### Instructions for the task
Pick every line from the data that holds the word "text".
··· Data
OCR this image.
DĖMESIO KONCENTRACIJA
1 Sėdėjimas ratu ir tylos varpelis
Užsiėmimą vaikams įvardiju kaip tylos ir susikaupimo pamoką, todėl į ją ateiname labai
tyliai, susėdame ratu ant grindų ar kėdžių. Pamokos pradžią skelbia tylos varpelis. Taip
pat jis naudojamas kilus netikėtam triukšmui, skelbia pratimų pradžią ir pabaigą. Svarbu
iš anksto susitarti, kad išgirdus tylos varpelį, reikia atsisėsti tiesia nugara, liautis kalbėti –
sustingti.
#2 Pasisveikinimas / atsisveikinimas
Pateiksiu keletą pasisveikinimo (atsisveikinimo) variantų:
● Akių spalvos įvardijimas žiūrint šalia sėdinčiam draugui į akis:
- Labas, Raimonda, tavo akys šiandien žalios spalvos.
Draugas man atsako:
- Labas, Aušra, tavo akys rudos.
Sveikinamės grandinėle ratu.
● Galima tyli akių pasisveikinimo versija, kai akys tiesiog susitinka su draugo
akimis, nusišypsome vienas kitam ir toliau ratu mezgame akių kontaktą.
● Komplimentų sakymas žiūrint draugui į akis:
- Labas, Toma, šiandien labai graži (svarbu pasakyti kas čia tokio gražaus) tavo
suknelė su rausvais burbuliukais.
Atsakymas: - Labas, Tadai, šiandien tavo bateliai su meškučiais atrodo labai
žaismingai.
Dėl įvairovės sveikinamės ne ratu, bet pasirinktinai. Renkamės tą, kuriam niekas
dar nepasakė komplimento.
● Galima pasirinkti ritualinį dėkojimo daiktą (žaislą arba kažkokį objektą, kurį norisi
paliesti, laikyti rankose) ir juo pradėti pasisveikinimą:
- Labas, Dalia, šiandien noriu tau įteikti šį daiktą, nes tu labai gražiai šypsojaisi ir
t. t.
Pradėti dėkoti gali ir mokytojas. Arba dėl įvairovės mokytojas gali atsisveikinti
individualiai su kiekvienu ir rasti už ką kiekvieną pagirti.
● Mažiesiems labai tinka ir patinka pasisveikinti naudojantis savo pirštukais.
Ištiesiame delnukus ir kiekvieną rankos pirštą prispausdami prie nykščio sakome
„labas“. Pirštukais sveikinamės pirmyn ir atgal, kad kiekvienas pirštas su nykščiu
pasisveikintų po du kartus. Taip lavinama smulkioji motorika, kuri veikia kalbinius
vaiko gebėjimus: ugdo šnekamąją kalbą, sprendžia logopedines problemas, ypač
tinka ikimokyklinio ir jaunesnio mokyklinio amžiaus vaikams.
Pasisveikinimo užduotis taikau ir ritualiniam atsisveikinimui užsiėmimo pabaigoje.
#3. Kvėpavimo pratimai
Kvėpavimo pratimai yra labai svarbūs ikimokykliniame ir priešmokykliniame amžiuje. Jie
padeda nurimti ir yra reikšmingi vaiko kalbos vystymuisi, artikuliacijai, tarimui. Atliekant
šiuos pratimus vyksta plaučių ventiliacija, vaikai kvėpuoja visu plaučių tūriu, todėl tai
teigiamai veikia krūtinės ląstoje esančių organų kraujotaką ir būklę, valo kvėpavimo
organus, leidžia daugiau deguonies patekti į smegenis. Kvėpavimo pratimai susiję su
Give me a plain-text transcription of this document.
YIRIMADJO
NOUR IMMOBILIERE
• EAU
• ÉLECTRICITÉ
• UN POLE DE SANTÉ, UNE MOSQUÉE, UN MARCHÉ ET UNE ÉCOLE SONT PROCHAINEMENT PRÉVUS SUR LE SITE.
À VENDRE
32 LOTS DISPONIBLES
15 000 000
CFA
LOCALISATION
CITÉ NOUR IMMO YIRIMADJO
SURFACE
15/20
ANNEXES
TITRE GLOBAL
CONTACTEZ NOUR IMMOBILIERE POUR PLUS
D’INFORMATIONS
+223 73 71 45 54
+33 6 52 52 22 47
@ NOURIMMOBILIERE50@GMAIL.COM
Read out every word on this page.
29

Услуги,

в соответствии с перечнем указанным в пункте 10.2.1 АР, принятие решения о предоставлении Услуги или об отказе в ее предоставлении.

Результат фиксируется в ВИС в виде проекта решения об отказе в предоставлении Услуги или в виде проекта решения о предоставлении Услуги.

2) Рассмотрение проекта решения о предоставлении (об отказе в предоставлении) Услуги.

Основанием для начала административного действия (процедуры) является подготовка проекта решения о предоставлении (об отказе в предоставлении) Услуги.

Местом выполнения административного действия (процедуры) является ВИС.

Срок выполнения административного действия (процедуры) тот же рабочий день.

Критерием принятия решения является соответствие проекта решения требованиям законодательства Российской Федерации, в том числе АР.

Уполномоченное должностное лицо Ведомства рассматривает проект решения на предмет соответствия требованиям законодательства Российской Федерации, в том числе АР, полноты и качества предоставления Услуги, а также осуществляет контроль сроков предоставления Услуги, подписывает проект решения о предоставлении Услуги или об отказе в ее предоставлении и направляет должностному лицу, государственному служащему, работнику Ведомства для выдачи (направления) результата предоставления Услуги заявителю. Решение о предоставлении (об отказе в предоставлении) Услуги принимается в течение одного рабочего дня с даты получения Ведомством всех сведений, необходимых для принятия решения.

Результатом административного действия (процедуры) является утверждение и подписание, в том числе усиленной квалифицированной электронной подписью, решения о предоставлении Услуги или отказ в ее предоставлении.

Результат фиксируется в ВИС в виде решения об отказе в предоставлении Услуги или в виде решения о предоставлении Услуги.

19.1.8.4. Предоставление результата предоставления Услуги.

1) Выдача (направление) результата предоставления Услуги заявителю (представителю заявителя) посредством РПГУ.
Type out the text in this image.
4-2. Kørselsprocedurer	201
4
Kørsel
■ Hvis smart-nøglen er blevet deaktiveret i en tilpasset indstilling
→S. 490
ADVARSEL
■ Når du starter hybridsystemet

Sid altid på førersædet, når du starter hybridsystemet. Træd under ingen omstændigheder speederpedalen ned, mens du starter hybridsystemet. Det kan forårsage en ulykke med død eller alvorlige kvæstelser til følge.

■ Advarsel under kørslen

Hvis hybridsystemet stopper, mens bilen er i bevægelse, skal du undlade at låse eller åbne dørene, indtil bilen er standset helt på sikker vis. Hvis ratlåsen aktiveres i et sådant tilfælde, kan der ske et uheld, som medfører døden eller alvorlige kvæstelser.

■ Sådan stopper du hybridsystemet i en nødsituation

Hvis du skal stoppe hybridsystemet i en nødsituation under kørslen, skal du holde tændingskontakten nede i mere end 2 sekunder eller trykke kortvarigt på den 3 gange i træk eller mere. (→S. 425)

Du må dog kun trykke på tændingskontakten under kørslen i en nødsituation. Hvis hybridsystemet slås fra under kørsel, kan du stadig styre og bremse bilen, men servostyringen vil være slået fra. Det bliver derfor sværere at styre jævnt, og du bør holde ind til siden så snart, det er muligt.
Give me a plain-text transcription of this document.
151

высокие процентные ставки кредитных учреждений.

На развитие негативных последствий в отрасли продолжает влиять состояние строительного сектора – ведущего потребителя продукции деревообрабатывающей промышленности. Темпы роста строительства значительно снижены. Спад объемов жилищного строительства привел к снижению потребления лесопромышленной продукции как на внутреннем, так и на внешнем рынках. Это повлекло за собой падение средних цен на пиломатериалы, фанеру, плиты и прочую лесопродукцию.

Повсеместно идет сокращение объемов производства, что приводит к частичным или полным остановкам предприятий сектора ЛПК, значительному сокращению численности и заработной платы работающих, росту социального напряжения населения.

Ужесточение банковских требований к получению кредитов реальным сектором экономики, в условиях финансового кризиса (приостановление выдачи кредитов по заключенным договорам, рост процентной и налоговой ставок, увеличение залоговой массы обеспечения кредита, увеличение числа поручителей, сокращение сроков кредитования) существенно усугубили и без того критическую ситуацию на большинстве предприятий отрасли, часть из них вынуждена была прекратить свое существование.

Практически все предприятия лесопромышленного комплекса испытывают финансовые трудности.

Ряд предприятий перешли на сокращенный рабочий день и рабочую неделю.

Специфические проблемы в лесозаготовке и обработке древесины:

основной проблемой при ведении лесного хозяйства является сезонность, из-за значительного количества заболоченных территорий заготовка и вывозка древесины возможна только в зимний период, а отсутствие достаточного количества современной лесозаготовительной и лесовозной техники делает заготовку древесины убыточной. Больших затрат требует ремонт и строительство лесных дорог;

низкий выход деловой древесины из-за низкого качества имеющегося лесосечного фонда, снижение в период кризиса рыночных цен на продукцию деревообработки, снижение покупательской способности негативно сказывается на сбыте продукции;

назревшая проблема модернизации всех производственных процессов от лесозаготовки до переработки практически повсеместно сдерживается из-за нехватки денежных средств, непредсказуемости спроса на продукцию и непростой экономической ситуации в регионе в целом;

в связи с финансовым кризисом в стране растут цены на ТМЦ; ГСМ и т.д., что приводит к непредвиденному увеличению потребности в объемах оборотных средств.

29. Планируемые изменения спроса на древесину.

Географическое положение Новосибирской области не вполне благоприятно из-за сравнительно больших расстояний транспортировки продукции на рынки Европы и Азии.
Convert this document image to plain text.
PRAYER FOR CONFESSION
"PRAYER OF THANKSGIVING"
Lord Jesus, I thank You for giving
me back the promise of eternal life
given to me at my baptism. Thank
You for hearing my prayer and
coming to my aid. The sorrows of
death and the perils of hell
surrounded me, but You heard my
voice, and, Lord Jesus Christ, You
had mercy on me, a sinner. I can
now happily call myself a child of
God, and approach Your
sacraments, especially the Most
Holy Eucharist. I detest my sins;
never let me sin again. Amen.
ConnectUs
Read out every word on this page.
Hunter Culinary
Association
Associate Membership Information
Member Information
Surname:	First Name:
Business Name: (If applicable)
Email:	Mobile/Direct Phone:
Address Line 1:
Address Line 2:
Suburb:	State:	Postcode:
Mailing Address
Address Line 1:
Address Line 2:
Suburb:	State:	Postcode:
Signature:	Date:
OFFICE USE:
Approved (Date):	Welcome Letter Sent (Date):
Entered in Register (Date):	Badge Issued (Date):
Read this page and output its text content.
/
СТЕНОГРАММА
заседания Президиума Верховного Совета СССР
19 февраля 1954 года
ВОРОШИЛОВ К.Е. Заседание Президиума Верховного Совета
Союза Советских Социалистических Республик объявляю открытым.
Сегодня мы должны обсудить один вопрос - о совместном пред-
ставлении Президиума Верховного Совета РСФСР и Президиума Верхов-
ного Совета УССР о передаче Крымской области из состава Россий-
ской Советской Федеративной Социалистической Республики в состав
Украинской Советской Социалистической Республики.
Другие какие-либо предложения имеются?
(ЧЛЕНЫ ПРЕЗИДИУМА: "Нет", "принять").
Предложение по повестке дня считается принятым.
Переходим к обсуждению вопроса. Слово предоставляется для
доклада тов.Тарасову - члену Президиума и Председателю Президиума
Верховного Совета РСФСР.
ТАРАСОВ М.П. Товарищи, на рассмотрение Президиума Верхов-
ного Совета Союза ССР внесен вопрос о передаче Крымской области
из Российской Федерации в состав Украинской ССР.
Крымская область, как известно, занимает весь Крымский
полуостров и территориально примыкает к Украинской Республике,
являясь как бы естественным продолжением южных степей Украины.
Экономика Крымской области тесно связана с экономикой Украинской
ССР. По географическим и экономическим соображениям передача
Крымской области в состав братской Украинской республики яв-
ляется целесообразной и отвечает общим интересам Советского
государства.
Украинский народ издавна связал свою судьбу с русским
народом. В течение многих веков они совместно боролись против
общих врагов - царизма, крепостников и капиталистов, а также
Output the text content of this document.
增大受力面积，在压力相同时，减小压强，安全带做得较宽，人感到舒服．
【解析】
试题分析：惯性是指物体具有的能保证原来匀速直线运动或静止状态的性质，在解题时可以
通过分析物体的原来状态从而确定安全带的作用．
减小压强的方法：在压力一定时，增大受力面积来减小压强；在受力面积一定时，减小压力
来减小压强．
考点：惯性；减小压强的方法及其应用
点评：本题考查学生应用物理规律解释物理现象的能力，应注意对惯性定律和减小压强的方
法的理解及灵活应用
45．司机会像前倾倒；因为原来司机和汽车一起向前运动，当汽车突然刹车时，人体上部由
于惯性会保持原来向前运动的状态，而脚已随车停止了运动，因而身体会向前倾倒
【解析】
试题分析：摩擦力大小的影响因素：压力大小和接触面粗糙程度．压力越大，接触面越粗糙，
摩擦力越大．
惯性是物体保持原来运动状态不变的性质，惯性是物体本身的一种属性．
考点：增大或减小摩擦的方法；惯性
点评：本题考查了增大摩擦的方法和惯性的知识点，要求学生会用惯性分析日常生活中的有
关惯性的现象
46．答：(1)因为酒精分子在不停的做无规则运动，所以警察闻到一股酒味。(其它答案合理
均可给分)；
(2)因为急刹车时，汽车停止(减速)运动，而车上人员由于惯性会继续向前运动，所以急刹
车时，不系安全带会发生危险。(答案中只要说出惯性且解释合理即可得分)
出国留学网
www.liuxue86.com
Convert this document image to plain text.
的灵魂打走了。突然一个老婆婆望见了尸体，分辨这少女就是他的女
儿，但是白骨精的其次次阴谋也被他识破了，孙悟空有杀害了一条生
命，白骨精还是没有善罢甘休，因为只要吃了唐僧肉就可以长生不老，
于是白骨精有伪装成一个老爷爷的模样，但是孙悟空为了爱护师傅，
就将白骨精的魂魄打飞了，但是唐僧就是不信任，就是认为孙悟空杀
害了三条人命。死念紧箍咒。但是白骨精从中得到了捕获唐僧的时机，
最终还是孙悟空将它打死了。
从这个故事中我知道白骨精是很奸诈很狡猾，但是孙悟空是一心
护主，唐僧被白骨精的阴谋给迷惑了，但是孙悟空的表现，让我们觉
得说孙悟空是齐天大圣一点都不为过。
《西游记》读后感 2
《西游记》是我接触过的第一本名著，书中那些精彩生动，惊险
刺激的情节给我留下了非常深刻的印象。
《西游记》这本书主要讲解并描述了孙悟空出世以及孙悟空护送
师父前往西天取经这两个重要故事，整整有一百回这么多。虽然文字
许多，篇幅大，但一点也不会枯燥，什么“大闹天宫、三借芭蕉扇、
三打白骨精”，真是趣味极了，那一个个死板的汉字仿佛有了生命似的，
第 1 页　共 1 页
······
### Answer for the task
Give me a plain-text transcription of this document.
Type out the text in this image.
Give me a plain-text transcription of this document.
Convert this document image to plain text.
Read this page and output its text content.
Output the text content of this document.
Convert this document image to plain text.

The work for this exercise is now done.